_The request_:
Output the data below in full, byte for byte. Nothing may differ.

_Record list_:
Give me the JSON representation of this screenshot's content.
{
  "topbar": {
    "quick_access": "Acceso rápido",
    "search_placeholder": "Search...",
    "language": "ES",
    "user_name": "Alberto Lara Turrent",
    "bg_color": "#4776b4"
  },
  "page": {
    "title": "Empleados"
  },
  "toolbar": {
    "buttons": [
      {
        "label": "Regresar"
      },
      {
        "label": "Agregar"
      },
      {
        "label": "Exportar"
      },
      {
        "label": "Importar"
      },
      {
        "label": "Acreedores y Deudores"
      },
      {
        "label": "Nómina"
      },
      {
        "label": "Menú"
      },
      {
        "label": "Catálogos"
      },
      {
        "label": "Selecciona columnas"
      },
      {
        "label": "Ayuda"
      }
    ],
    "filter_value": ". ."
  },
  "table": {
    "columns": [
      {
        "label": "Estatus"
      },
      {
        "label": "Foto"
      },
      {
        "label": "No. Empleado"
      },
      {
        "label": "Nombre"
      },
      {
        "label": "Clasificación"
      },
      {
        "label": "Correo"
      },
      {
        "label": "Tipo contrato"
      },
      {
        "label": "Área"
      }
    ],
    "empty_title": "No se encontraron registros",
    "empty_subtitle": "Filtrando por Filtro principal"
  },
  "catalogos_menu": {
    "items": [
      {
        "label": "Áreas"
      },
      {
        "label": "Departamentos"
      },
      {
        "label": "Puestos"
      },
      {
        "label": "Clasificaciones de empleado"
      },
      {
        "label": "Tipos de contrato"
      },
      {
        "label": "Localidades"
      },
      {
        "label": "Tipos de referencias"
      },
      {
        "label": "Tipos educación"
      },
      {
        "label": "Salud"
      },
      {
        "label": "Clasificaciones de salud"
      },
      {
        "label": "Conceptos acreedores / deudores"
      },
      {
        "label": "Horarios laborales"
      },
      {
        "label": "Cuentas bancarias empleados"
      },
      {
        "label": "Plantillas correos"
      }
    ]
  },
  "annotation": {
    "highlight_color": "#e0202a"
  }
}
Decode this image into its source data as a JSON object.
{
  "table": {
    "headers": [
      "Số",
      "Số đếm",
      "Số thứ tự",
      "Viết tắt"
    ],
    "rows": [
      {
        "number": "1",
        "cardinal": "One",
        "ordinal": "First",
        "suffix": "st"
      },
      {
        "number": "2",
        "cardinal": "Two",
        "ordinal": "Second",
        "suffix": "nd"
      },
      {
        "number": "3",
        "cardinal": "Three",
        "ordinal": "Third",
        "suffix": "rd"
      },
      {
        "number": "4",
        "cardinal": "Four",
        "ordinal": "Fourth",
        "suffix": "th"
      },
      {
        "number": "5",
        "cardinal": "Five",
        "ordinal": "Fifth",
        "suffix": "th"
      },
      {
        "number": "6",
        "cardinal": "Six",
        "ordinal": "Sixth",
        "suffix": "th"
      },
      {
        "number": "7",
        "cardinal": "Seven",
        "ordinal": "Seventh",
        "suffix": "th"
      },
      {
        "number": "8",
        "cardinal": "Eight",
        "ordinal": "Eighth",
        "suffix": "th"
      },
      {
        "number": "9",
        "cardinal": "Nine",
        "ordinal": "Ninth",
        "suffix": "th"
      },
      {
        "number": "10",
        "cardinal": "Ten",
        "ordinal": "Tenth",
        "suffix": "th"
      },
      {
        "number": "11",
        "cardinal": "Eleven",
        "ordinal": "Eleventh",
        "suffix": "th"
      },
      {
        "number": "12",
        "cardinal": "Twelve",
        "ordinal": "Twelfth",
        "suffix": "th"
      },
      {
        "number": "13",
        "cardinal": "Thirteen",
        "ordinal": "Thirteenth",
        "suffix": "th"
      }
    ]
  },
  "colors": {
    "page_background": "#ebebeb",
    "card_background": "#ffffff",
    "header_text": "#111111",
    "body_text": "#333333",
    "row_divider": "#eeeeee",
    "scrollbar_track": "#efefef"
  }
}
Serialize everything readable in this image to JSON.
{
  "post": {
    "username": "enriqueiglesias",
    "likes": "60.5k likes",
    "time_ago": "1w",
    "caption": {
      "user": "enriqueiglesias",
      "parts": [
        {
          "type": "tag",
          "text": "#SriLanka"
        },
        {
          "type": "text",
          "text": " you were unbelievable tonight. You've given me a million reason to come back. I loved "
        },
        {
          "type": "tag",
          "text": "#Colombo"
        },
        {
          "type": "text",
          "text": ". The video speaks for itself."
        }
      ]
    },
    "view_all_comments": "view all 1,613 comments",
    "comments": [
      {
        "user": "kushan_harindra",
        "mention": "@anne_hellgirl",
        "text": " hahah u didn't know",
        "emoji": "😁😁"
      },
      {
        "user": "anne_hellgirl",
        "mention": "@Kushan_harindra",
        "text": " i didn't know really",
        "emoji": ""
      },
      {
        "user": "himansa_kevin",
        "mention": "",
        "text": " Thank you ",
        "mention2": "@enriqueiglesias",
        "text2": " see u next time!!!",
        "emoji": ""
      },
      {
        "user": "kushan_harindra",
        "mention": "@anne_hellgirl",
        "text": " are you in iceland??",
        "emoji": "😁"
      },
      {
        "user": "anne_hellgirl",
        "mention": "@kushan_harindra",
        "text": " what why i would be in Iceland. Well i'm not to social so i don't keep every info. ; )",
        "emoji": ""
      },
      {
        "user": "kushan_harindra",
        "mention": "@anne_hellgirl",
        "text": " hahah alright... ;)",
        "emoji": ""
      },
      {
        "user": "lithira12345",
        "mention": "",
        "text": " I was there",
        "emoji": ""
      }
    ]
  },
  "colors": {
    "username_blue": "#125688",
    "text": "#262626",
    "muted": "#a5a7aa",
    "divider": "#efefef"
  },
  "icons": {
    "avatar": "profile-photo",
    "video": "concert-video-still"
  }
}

_Solution below_:
Give me the JSON representation of this screenshot's content.
{
  "topbar": {
    "quick_access": "Acceso rápido",
    "search_placeholder": "Search...",
    "language": "ES",
    "user_name": "Alberto Lara Turrent",
    "bg_color": "#4776b4"
  },
  "page": {
    "title": "Empleados"
  },
  "toolbar": {
    "buttons": [
      {
        "label": "Regresar"
      },
      {
        "label": "Agregar"
      },
      {
        "label": "Exportar"
      },
      {
        "label": "Importar"
      },
      {
        "label": "Acreedores y Deudores"
      },
      {
        "label": "Nómina"
      },
      {
        "label": "Menú"
      },
      {
        "label": "Catálogos"
      },
      {
        "label": "Selecciona columnas"
      },
      {
        "label": "Ayuda"
      }
    ],
    "filter_value": ". ."
  },
  "table": {
    "columns": [
      {
        "label": "Estatus"
      },
      {
        "label": "Foto"
      },
      {
        "label": "No. Empleado"
      },
      {
        "label": "Nombre"
      },
      {
        "label": "Clasificación"
      },
      {
        "label": "Correo"
      },
      {
        "label": "Tipo contrato"
      },
      {
        "label": "Área"
      }
    ],
    "empty_title": "No se encontraron registros",
    "empty_subtitle": "Filtrando por Filtro principal"
  },
  "catalogos_menu": {
    "items": [
      {
        "label": "Áreas"
      },
      {
        "label": "Departamentos"
      },
      {
        "label": "Puestos"
      },
      {
        "label": "Clasificaciones de empleado"
      },
      {
        "label": "Tipos de contrato"
      },
      {
        "label": "Localidades"
      },
      {
        "label": "Tipos de referencias"
      },
      {
        "label": "Tipos educación"
      },
      {
        "label": "Salud"
      },
      {
        "label": "Clasificaciones de salud"
      },
      {
        "label": "Conceptos acreedores / deudores"
      },
      {
        "label": "Horarios laborales"
      },
      {
        "label": "Cuentas bancarias empleados"
      },
      {
        "label": "Plantillas correos"
      }
    ]
  },
  "annotation": {
    "highlight_color": "#e0202a"
  }
}
Decode this image into its source data as a JSON object.
{
  "table": {
    "headers": [
      "Số",
      "Số đếm",
      "Số thứ tự",
      "Viết tắt"
    ],
    "rows": [
      {
        "number": "1",
        "cardinal": "One",
        "ordinal": "First",
        "suffix": "st"
      },
      {
        "number": "2",
        "cardinal": "Two",
        "ordinal": "Second",
        "suffix": "nd"
      },
      {
        "number": "3",
        "cardinal": "Three",
        "ordinal": "Third",
        "suffix": "rd"
      },
      {
        "number": "4",
        "cardinal": "Four",
        "ordinal": "Fourth",
        "suffix": "th"
      },
      {
        "number": "5",
        "cardinal": "Five",
        "ordinal": "Fifth",
        "suffix": "th"
      },
      {
        "number": "6",
        "cardinal": "Six",
        "ordinal": "Sixth",
        "suffix": "th"
      },
      {
        "number": "7",
        "cardinal": "Seven",
        "ordinal": "Seventh",
        "suffix": "th"
      },
      {
        "number": "8",
        "cardinal": "Eight",
        "ordinal": "Eighth",
        "suffix": "th"
      },
      {
        "number": "9",
        "cardinal": "Nine",
        "ordinal": "Ninth",
        "suffix": "th"
      },
      {
        "number": "10",
        "cardinal": "Ten",
        "ordinal": "Tenth",
        "suffix": "th"
      },
      {
        "number": "11",
        "cardinal": "Eleven",
        "ordinal": "Eleventh",
        "suffix": "th"
      },
      {
        "number": "12",
        "cardinal": "Twelve",
        "ordinal": "Twelfth",
        "suffix": "th"
      },
      {
        "number": "13",
        "cardinal": "Thirteen",
        "ordinal": "Thirteenth",
        "suffix": "th"
      }
    ]
  },
  "colors": {
    "page_background": "#ebebeb",
    "card_background": "#ffffff",
    "header_text": "#111111",
    "body_text": "#333333",
    "row_divider": "#eeeeee",
    "scrollbar_track": "#efefef"
  }
}
Serialize everything readable in this image to JSON.
{
  "post": {
    "username": "enriqueiglesias",
    "likes": "60.5k likes",
    "time_ago": "1w",
    "caption": {
      "user": "enriqueiglesias",
      "parts": [
        {
          "type": "tag",
          "text": "#SriLanka"
        },
        {
          "type": "text",
          "text": " you were unbelievable tonight. You've given me a million reason to come back. I loved "
        },
        {
          "type": "tag",
          "text": "#Colombo"
        },
        {
          "type": "text",
          "text": ". The video speaks for itself."
        }
      ]
    },
    "view_all_comments": "view all 1,613 comments",
    "comments": [
      {
        "user": "kushan_harindra",
        "mention": "@anne_hellgirl",
        "text": " hahah u didn't know",
        "emoji": "😁😁"
      },
      {
        "user": "anne_hellgirl",
        "mention": "@Kushan_harindra",
        "text": " i didn't know really",
        "emoji": ""
      },
      {
        "user": "himansa_kevin",
        "mention": "",
        "text": " Thank you ",
        "mention2": "@enriqueiglesias",
        "text2": " see u next time!!!",
        "emoji": ""
      },
      {
        "user": "kushan_harindra",
        "mention": "@anne_hellgirl",
        "text": " are you in iceland??",
        "emoji": "😁"
      },
      {
        "user": "anne_hellgirl",
        "mention": "@kushan_harindra",
        "text": " what why i would be in Iceland. Well i'm not to social so i don't keep every info. ; )",
        "emoji": ""
      },
      {
        "user": "kushan_harindra",
        "mention": "@anne_hellgirl",
        "text": " hahah alright... ;)",
        "emoji": ""
      },
      {
        "user": "lithira12345",
        "mention": "",
        "text": " I was there",
        "emoji": ""
      }
    ]
  },
  "colors": {
    "username_blue": "#125688",
    "text": "#262626",
    "muted": "#a5a7aa",
    "divider": "#efefef"
  },
  "icons": {
    "avatar": "profile-photo",
    "video": "concert-video-still"
  }
}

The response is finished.